Job: Give all of the lines again exactly as they read.

[Structured figure records]
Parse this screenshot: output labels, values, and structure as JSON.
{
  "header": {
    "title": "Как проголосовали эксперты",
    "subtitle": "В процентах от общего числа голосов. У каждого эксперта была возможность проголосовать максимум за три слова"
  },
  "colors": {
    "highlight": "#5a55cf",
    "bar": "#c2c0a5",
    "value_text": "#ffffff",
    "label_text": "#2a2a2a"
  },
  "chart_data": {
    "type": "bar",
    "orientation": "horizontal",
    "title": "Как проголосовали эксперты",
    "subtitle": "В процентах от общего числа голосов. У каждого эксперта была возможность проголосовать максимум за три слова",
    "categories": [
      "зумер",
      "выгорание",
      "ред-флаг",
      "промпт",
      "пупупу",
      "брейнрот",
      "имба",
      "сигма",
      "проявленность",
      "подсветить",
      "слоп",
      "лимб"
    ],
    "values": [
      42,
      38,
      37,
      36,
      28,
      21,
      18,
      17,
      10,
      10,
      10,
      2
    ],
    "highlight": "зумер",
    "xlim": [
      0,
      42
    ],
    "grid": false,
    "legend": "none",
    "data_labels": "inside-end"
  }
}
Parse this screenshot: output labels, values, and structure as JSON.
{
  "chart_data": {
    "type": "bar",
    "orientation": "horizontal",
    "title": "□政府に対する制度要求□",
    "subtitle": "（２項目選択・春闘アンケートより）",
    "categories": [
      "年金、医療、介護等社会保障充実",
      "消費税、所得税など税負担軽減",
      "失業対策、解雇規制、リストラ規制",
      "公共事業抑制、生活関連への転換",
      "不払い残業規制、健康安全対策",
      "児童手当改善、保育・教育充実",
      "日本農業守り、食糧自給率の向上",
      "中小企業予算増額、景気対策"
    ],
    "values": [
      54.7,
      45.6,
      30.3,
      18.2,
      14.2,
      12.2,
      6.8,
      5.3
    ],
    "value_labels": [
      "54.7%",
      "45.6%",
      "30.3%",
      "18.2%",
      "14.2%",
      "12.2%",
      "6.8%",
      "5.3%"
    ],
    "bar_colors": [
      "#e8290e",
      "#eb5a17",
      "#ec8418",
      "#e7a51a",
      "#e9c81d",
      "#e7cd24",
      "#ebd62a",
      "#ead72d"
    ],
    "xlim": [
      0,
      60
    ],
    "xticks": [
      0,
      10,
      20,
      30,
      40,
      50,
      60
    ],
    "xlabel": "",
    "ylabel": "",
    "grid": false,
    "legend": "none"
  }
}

Answer to this problem:
Parse this screenshot: output labels, values, and structure as JSON.
{
  "header": {
    "title": "Как проголосовали эксперты",
    "subtitle": "В процентах от общего числа голосов. У каждого эксперта была возможность проголосовать максимум за три слова"
  },
  "colors": {
    "highlight": "#5a55cf",
    "bar": "#c2c0a5",
    "value_text": "#ffffff",
    "label_text": "#2a2a2a"
  },
  "chart_data": {
    "type": "bar",
    "orientation": "horizontal",
    "title": "Как проголосовали эксперты",
    "subtitle": "В процентах от общего числа голосов. У каждого эксперта была возможность проголосовать максимум за три слова",
    "categories": [
      "зумер",
      "выгорание",
      "ред-флаг",
      "промпт",
      "пупупу",
      "брейнрот",
      "имба",
      "сигма",
      "проявленность",
      "подсветить",
      "слоп",
      "лимб"
    ],
    "values": [
      42,
      38,
      37,
      36,
      28,
      21,
      18,
      17,
      10,
      10,
      10,
      2
    ],
    "highlight": "зумер",
    "xlim": [
      0,
      42
    ],
    "grid": false,
    "legend": "none",
    "data_labels": "inside-end"
  }
}
Parse this screenshot: output labels, values, and structure as JSON.
{
  "chart_data": {
    "type": "bar",
    "orientation": "horizontal",
    "title": "□政府に対する制度要求□",
    "subtitle": "（２項目選択・春闘アンケートより）",
    "categories": [
      "年金、医療、介護等社会保障充実",
      "消費税、所得税など税負担軽減",
      "失業対策、解雇規制、リストラ規制",
      "公共事業抑制、生活関連への転換",
      "不払い残業規制、健康安全対策",
      "児童手当改善、保育・教育充実",
      "日本農業守り、食糧自給率の向上",
      "中小企業予算増額、景気対策"
    ],
    "values": [
      54.7,
      45.6,
      30.3,
      18.2,
      14.2,
      12.2,
      6.8,
      5.3
    ],
    "value_labels": [
      "54.7%",
      "45.6%",
      "30.3%",
      "18.2%",
      "14.2%",
      "12.2%",
      "6.8%",
      "5.3%"
    ],
    "bar_colors": [
      "#e8290e",
      "#eb5a17",
      "#ec8418",
      "#e7a51a",
      "#e9c81d",
      "#e7cd24",
      "#ebd62a",
      "#ead72d"
    ],
    "xlim": [
      0,
      60
    ],
    "xticks": [
      0,
      10,
      20,
      30,
      40,
      50,
      60
    ],
    "xlabel": "",
    "ylabel": "",
    "grid": false,
    "legend": "none"
  }
}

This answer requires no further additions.